Data entries:
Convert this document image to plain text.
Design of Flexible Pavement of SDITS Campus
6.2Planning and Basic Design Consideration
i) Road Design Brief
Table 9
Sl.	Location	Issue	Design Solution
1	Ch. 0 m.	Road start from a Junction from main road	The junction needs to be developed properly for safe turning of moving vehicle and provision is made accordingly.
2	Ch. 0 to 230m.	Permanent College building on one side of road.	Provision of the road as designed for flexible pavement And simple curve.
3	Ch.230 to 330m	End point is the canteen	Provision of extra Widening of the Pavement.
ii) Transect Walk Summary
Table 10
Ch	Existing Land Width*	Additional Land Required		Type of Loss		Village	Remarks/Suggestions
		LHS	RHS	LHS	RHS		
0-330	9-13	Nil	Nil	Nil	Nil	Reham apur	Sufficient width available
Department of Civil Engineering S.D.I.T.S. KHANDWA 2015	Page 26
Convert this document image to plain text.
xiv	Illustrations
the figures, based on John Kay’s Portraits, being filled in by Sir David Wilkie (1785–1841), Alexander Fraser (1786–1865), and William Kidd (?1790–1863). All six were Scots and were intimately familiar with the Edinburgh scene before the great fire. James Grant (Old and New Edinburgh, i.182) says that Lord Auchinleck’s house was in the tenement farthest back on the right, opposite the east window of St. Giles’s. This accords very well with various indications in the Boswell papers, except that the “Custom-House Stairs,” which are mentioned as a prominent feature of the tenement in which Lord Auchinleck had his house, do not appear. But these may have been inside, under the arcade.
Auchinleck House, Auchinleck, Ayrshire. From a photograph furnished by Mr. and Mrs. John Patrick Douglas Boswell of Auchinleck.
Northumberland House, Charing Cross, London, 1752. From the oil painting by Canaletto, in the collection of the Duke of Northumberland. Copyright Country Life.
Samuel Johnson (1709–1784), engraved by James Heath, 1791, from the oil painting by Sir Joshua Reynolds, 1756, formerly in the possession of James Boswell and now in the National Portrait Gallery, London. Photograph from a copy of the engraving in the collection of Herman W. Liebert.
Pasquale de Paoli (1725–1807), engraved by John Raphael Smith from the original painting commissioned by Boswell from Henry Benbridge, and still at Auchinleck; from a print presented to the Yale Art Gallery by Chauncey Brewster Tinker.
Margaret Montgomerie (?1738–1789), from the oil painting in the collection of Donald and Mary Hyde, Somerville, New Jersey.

◆ YOUR GOAL ◆
Make an exact copy of the data above.

◆ FINAL ANSWER ◆
Convert this document image to plain text.
Design of Flexible Pavement of SDITS Campus
6.2Planning and Basic Design Consideration
i) Road Design Brief
Table 9
Sl.	Location	Issue	Design Solution
1	Ch. 0 m.	Road start from a Junction from main road	The junction needs to be developed properly for safe turning of moving vehicle and provision is made accordingly.
2	Ch. 0 to 230m.	Permanent College building on one side of road.	Provision of the road as designed for flexible pavement And simple curve.
3	Ch.230 to 330m	End point is the canteen	Provision of extra Widening of the Pavement.
ii) Transect Walk Summary
Table 10
Ch	Existing Land Width*	Additional Land Required		Type of Loss		Village	Remarks/Suggestions
		LHS	RHS	LHS	RHS		
0-330	9-13	Nil	Nil	Nil	Nil	Reham apur	Sufficient width available
Department of Civil Engineering S.D.I.T.S. KHANDWA 2015	Page 26
Convert this document image to plain text.
xiv	Illustrations
the figures, based on John Kay’s Portraits, being filled in by Sir David Wilkie (1785–1841), Alexander Fraser (1786–1865), and William Kidd (?1790–1863). All six were Scots and were intimately familiar with the Edinburgh scene before the great fire. James Grant (Old and New Edinburgh, i.182) says that Lord Auchinleck’s house was in the tenement farthest back on the right, opposite the east window of St. Giles’s. This accords very well with various indications in the Boswell papers, except that the “Custom-House Stairs,” which are mentioned as a prominent feature of the tenement in which Lord Auchinleck had his house, do not appear. But these may have been inside, under the arcade.
Auchinleck House, Auchinleck, Ayrshire. From a photograph furnished by Mr. and Mrs. John Patrick Douglas Boswell of Auchinleck.
Northumberland House, Charing Cross, London, 1752. From the oil painting by Canaletto, in the collection of the Duke of Northumberland. Copyright Country Life.
Samuel Johnson (1709–1784), engraved by James Heath, 1791, from the oil painting by Sir Joshua Reynolds, 1756, formerly in the possession of James Boswell and now in the National Portrait Gallery, London. Photograph from a copy of the engraving in the collection of Herman W. Liebert.
Pasquale de Paoli (1725–1807), engraved by John Raphael Smith from the original painting commissioned by Boswell from Henry Benbridge, and still at Auchinleck; from a print presented to the Yale Art Gallery by Chauncey Brewster Tinker.
Margaret Montgomerie (?1738–1789), from the oil painting in the collection of Donald and Mary Hyde, Somerville, New Jersey.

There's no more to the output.